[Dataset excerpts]

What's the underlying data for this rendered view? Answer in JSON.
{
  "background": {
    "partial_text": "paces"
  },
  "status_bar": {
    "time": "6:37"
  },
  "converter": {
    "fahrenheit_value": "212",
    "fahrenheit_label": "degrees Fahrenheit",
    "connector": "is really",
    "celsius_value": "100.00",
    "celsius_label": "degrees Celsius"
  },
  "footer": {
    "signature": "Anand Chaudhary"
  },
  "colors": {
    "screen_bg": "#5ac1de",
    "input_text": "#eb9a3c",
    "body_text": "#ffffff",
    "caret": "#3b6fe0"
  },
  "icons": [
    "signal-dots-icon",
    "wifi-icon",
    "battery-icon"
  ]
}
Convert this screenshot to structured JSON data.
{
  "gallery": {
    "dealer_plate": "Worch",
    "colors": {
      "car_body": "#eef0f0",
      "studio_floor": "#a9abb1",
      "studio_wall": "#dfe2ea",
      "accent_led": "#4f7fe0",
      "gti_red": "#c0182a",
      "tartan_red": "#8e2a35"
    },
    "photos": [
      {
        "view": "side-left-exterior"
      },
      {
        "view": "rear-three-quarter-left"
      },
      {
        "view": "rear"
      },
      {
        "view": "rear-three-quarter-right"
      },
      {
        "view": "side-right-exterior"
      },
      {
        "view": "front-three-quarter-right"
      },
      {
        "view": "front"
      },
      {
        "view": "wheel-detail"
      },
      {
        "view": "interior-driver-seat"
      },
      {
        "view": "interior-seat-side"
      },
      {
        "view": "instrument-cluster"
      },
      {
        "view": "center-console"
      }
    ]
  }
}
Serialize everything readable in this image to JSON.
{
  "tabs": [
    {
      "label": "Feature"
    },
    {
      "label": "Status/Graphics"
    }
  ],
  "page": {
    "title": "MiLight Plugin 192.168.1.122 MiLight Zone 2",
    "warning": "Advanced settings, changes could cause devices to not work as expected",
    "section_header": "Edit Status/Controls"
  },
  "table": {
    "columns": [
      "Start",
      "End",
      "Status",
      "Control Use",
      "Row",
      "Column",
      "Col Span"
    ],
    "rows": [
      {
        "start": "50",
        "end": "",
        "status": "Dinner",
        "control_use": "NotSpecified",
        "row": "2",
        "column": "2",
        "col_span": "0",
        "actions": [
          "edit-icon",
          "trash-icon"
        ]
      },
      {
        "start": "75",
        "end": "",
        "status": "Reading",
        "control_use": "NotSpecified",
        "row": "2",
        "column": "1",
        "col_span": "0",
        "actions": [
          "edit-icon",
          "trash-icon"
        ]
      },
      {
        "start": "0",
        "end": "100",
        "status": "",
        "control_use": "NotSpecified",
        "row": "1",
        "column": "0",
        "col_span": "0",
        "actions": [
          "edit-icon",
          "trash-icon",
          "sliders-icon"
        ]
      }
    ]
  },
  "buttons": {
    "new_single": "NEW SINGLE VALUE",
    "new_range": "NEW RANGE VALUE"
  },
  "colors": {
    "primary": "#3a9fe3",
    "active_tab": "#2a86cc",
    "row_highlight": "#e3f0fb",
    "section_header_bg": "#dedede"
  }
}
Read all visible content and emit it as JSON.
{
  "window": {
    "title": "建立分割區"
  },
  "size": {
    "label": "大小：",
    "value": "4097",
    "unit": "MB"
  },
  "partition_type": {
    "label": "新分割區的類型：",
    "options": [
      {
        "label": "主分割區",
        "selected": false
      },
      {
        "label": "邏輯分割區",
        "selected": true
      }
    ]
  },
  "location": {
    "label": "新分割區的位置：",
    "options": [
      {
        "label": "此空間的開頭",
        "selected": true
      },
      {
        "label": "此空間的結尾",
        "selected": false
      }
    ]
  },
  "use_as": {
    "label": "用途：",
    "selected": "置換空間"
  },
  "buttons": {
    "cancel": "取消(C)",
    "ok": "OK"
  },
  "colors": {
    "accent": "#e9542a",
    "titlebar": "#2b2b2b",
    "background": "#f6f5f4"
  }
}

** Work required **
Set every line of the listing down word for word.

** Output of the exercise **
What's the underlying data for this rendered view? Answer in JSON.
{
  "background": {
    "partial_text": "paces"
  },
  "status_bar": {
    "time": "6:37"
  },
  "converter": {
    "fahrenheit_value": "212",
    "fahrenheit_label": "degrees Fahrenheit",
    "connector": "is really",
    "celsius_value": "100.00",
    "celsius_label": "degrees Celsius"
  },
  "footer": {
    "signature": "Anand Chaudhary"
  },
  "colors": {
    "screen_bg": "#5ac1de",
    "input_text": "#eb9a3c",
    "body_text": "#ffffff",
    "caret": "#3b6fe0"
  },
  "icons": [
    "signal-dots-icon",
    "wifi-icon",
    "battery-icon"
  ]
}
Convert this screenshot to structured JSON data.
{
  "gallery": {
    "dealer_plate": "Worch",
    "colors": {
      "car_body": "#eef0f0",
      "studio_floor": "#a9abb1",
      "studio_wall": "#dfe2ea",
      "accent_led": "#4f7fe0",
      "gti_red": "#c0182a",
      "tartan_red": "#8e2a35"
    },
    "photos": [
      {
        "view": "side-left-exterior"
      },
      {
        "view": "rear-three-quarter-left"
      },
      {
        "view": "rear"
      },
      {
        "view": "rear-three-quarter-right"
      },
      {
        "view": "side-right-exterior"
      },
      {
        "view": "front-three-quarter-right"
      },
      {
        "view": "front"
      },
      {
        "view": "wheel-detail"
      },
      {
        "view": "interior-driver-seat"
      },
      {
        "view": "interior-seat-side"
      },
      {
        "view": "instrument-cluster"
      },
      {
        "view": "center-console"
      }
    ]
  }
}
Serialize everything readable in this image to JSON.
{
  "tabs": [
    {
      "label": "Feature"
    },
    {
      "label": "Status/Graphics"
    }
  ],
  "page": {
    "title": "MiLight Plugin 192.168.1.122 MiLight Zone 2",
    "warning": "Advanced settings, changes could cause devices to not work as expected",
    "section_header": "Edit Status/Controls"
  },
  "table": {
    "columns": [
      "Start",
      "End",
      "Status",
      "Control Use",
      "Row",
      "Column",
      "Col Span"
    ],
    "rows": [
      {
        "start": "50",
        "end": "",
        "status": "Dinner",
        "control_use": "NotSpecified",
        "row": "2",
        "column": "2",
        "col_span": "0",
        "actions": [
          "edit-icon",
          "trash-icon"
        ]
      },
      {
        "start": "75",
        "end": "",
        "status": "Reading",
        "control_use": "NotSpecified",
        "row": "2",
        "column": "1",
        "col_span": "0",
        "actions": [
          "edit-icon",
          "trash-icon"
        ]
      },
      {
        "start": "0",
        "end": "100",
        "status": "",
        "control_use": "NotSpecified",
        "row": "1",
        "column": "0",
        "col_span": "0",
        "actions": [
          "edit-icon",
          "trash-icon",
          "sliders-icon"
        ]
      }
    ]
  },
  "buttons": {
    "new_single": "NEW SINGLE VALUE",
    "new_range": "NEW RANGE VALUE"
  },
  "colors": {
    "primary": "#3a9fe3",
    "active_tab": "#2a86cc",
    "row_highlight": "#e3f0fb",
    "section_header_bg": "#dedede"
  }
}
Read all visible content and emit it as JSON.
{
  "window": {
    "title": "建立分割區"
  },
  "size": {
    "label": "大小：",
    "value": "4097",
    "unit": "MB"
  },
  "partition_type": {
    "label": "新分割區的類型：",
    "options": [
      {
        "label": "主分割區",
        "selected": false
      },
      {
        "label": "邏輯分割區",
        "selected": true
      }
    ]
  },
  "location": {
    "label": "新分割區的位置：",
    "options": [
      {
        "label": "此空間的開頭",
        "selected": true
      },
      {
        "label": "此空間的結尾",
        "selected": false
      }
    ]
  },
  "use_as": {
    "label": "用途：",
    "selected": "置換空間"
  },
  "buttons": {
    "cancel": "取消(C)",
    "ok": "OK"
  },
  "colors": {
    "accent": "#e9542a",
    "titlebar": "#2b2b2b",
    "background": "#f6f5f4"
  }
}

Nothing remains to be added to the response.